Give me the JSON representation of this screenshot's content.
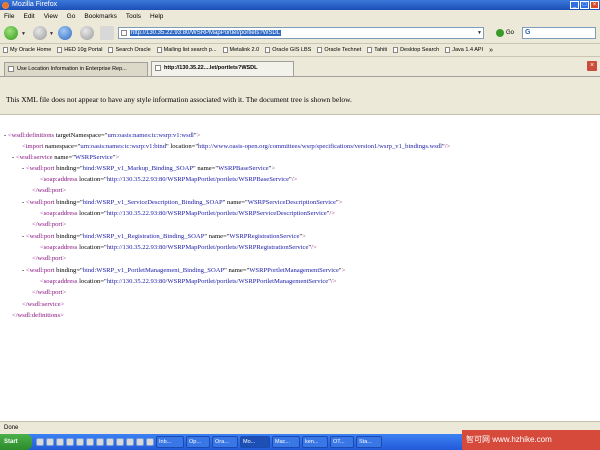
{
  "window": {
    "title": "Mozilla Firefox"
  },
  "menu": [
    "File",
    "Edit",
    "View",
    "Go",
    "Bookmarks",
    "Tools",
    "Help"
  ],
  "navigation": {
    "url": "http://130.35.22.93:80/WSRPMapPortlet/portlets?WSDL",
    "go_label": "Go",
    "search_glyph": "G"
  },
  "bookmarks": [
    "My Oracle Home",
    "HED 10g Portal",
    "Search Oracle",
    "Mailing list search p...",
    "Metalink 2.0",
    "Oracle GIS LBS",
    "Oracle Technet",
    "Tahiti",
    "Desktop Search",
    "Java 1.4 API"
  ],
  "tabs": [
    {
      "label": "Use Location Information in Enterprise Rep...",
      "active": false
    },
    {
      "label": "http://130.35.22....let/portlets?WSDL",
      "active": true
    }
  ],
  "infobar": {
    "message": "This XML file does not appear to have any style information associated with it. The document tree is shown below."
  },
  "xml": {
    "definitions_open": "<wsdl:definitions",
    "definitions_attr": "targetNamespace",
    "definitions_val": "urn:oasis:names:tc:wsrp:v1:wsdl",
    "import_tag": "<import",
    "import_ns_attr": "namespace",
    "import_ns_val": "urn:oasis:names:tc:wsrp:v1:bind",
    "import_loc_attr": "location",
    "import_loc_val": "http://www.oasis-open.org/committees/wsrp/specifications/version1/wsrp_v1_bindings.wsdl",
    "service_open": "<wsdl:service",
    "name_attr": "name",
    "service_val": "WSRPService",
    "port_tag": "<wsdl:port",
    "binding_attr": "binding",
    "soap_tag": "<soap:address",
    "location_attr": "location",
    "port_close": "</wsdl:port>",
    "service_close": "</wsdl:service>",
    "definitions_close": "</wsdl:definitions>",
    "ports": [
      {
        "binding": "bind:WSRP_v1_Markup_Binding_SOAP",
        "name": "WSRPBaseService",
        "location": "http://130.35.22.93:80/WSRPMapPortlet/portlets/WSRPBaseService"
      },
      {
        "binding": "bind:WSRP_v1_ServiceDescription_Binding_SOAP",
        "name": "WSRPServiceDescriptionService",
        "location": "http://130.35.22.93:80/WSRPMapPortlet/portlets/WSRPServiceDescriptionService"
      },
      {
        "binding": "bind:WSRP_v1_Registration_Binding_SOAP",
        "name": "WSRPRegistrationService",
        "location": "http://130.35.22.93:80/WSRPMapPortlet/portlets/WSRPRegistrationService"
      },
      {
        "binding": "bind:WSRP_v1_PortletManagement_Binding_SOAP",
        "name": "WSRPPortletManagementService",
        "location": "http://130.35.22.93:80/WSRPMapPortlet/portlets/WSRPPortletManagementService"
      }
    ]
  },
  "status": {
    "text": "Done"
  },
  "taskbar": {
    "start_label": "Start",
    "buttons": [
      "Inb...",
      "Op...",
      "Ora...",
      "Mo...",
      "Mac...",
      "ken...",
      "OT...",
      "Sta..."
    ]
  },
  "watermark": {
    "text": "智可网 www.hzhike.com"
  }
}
# # #
• _What the task asks_
Go through the listing above and list every line that has the word "WSRPBaseService".

• _Full answer_
        "name": "WSRPBaseService",
        "location": "http://130.35.22.93:80/WSRPMapPortlet/portlets/WSRPBaseService"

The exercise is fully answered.